◆ Task directions
Could you retype the material line for line, starting at its very first line and stopping after the line that contains "message-label: OK <box>495 634 530 650</box>"?

◆ Dataset records
---
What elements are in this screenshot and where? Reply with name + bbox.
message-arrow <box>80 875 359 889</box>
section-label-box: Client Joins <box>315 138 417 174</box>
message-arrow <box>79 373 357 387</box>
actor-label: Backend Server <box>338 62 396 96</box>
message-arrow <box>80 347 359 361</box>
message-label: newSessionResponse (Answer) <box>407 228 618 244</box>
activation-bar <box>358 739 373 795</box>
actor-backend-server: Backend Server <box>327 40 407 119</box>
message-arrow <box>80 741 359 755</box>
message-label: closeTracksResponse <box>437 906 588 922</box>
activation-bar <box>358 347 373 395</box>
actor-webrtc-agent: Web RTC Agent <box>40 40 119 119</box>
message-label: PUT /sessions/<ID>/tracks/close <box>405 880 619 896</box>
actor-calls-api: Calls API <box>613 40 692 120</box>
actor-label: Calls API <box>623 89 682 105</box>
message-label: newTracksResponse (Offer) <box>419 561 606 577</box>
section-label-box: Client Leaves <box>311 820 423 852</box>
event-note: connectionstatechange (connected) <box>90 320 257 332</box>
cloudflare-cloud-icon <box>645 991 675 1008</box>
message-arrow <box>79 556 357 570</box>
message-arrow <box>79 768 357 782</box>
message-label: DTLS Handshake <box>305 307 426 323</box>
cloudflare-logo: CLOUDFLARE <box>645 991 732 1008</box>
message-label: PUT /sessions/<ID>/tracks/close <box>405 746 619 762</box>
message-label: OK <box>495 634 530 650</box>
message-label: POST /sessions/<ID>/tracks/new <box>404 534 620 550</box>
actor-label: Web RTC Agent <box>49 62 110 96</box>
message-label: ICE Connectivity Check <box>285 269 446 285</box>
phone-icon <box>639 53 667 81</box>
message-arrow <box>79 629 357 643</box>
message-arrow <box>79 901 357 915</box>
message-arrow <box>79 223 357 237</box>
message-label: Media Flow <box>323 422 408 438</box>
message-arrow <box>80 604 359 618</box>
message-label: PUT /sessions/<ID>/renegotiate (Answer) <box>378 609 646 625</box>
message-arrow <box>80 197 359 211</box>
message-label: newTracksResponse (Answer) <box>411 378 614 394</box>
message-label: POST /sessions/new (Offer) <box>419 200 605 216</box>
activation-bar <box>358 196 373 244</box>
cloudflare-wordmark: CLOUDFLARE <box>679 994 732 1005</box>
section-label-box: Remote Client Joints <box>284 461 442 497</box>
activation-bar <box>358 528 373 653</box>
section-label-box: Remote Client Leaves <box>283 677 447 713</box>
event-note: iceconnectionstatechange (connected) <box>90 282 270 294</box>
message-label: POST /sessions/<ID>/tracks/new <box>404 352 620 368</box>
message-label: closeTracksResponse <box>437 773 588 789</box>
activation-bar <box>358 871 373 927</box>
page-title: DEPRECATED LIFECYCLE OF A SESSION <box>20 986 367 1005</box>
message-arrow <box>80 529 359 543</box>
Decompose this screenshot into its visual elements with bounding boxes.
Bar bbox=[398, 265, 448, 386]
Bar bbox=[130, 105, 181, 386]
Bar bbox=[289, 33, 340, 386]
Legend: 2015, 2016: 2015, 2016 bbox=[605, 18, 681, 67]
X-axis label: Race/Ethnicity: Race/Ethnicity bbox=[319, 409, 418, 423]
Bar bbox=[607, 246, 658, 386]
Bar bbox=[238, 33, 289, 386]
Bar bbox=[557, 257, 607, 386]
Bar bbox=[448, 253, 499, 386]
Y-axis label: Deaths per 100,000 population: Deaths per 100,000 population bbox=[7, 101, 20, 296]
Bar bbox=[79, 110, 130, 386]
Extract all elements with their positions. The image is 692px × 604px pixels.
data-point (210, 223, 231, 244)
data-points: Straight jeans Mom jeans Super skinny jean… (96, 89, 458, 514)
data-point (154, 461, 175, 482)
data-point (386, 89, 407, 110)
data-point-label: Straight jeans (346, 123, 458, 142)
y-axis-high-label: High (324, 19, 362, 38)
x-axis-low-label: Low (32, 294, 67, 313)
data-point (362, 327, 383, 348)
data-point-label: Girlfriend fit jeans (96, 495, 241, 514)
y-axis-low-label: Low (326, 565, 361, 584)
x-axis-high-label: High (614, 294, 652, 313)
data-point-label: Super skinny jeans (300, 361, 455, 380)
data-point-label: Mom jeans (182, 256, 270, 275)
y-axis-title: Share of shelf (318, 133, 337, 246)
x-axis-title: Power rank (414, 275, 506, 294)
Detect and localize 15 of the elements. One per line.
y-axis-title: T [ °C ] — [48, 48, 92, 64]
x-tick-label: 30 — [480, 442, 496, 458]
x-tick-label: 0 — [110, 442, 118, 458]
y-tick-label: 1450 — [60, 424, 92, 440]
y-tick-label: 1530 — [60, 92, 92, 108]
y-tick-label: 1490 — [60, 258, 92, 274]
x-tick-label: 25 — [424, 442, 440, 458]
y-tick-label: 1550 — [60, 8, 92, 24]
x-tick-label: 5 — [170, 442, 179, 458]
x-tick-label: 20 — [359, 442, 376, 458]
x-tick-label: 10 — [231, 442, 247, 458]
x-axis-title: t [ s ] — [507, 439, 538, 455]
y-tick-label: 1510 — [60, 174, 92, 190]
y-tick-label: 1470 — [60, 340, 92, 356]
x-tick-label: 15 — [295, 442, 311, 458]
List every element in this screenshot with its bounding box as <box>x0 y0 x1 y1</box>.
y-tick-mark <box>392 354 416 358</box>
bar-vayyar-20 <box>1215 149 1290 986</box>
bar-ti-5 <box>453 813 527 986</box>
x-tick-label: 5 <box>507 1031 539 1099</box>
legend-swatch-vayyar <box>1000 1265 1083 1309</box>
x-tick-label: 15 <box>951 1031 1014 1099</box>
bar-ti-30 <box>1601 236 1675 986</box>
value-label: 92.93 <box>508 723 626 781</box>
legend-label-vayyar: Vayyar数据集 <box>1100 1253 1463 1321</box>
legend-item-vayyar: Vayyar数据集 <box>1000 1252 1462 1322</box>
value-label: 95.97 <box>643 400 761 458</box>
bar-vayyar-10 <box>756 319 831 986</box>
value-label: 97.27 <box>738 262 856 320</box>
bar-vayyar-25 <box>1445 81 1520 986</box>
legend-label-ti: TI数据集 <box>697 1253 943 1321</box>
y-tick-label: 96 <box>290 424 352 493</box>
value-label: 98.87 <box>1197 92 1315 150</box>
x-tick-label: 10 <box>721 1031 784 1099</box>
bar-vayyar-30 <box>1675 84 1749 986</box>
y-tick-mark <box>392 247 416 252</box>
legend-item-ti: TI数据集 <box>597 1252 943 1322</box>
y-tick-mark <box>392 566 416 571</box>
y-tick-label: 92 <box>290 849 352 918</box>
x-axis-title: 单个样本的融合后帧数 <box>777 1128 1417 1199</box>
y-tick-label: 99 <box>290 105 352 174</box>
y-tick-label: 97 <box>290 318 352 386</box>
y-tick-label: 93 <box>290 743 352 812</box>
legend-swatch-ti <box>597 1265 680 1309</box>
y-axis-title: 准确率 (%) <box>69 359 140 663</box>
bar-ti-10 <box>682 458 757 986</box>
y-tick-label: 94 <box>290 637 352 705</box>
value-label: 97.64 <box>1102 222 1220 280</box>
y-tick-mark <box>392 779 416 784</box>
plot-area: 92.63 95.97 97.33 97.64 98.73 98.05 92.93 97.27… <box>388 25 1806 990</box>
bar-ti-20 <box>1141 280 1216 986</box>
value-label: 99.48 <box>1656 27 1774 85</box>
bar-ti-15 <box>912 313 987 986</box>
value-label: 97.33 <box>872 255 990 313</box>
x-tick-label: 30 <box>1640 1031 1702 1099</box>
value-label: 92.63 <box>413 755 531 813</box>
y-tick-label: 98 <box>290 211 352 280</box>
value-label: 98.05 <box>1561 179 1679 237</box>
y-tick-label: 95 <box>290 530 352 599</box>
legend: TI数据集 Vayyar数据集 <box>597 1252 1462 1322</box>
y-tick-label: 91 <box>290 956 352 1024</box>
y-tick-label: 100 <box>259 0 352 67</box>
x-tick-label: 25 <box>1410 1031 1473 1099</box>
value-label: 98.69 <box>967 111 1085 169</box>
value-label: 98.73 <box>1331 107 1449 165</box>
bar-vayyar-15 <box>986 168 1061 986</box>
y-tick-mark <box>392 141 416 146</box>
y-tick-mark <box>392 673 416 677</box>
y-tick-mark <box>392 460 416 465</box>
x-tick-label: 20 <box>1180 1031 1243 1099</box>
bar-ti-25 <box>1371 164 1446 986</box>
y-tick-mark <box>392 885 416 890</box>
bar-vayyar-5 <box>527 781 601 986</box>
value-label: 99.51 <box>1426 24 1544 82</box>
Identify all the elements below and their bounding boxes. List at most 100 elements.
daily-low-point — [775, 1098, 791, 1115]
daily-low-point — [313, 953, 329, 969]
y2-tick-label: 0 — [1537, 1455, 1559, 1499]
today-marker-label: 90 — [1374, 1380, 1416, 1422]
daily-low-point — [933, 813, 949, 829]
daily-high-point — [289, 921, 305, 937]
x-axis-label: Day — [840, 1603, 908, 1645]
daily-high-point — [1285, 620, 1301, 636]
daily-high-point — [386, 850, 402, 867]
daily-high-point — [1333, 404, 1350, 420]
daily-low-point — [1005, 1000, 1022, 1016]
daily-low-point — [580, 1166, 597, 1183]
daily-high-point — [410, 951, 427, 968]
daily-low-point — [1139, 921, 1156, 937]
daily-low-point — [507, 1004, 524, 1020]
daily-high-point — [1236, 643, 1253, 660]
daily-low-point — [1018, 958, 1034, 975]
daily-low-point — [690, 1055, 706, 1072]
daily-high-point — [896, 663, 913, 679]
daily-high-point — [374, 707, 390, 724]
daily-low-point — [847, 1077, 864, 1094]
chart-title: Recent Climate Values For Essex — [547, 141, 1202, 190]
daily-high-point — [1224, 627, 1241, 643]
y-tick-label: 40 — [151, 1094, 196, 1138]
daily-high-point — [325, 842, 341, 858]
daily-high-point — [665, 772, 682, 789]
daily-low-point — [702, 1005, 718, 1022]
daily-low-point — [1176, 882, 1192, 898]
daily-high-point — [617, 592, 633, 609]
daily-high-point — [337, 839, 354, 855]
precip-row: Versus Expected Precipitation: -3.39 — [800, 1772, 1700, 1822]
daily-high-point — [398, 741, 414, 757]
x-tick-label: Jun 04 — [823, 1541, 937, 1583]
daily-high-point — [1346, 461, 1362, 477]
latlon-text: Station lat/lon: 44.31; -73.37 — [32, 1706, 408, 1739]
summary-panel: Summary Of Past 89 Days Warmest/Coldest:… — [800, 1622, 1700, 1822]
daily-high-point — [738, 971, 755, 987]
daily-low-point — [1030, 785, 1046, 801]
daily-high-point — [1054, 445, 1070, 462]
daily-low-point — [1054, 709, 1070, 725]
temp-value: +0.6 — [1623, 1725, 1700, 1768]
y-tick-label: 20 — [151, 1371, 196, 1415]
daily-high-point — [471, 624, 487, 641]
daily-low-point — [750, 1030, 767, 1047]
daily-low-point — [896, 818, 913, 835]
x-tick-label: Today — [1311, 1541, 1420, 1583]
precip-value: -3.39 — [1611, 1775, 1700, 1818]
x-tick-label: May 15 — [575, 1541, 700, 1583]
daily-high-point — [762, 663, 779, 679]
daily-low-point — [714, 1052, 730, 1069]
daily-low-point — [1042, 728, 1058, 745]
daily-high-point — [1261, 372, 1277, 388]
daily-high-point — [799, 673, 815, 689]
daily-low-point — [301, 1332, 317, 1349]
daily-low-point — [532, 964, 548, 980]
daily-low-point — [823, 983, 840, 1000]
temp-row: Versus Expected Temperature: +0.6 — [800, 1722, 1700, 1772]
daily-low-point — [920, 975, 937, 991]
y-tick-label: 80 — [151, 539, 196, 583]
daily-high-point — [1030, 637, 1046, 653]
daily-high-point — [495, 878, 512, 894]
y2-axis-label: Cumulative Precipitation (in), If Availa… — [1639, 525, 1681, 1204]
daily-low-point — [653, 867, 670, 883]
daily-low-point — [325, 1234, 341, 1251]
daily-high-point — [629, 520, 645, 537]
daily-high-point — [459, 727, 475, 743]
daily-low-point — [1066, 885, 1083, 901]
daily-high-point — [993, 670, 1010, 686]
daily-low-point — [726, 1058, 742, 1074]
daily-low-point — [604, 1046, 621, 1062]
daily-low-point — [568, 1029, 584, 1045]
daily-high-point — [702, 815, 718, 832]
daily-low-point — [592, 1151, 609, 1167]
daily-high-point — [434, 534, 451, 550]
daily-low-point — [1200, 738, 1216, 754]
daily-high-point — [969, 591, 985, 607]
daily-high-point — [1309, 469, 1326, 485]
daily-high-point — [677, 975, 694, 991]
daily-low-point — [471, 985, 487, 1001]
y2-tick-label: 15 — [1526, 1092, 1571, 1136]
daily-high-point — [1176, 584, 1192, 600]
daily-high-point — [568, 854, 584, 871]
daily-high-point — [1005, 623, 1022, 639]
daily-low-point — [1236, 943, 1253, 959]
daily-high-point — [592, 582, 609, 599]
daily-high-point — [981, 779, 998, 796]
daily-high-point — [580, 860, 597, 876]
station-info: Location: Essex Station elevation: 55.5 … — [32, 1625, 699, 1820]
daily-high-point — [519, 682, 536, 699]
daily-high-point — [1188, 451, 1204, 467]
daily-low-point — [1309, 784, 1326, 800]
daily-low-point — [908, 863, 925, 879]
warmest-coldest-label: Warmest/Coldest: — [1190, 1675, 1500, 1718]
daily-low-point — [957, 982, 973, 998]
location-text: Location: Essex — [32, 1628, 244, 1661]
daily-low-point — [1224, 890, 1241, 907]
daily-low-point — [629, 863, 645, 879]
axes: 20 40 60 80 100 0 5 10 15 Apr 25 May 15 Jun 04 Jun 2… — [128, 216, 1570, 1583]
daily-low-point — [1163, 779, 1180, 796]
---
◆ Full answer
What elements are in this screenshot and where? Reply with name + bbox.
message-arrow <box>80 875 359 889</box>
section-label-box: Client Joins <box>315 138 417 174</box>
message-arrow <box>79 373 357 387</box>
actor-label: Backend Server <box>338 62 396 96</box>
message-arrow <box>80 347 359 361</box>
message-label: newSessionResponse (Answer) <box>407 228 618 244</box>
activation-bar <box>358 739 373 795</box>
actor-backend-server: Backend Server <box>327 40 407 119</box>
message-arrow <box>80 741 359 755</box>
message-label: closeTracksResponse <box>437 906 588 922</box>
activation-bar <box>358 347 373 395</box>
actor-webrtc-agent: Web RTC Agent <box>40 40 119 119</box>
message-label: PUT /sessions/<ID>/tracks/close <box>405 880 619 896</box>
actor-calls-api: Calls API <box>613 40 692 120</box>
actor-label: Calls API <box>623 89 682 105</box>
message-label: newTracksResponse (Offer) <box>419 561 606 577</box>
section-label-box: Client Leaves <box>311 820 423 852</box>
event-note: connectionstatechange (connected) <box>90 320 257 332</box>
cloudflare-cloud-icon <box>645 991 675 1008</box>
message-arrow <box>79 556 357 570</box>
message-arrow <box>79 768 357 782</box>
message-label: DTLS Handshake <box>305 307 426 323</box>
cloudflare-logo: CLOUDFLARE <box>645 991 732 1008</box>
message-label: PUT /sessions/<ID>/tracks/close <box>405 746 619 762</box>
message-label: OK <box>495 634 530 650</box>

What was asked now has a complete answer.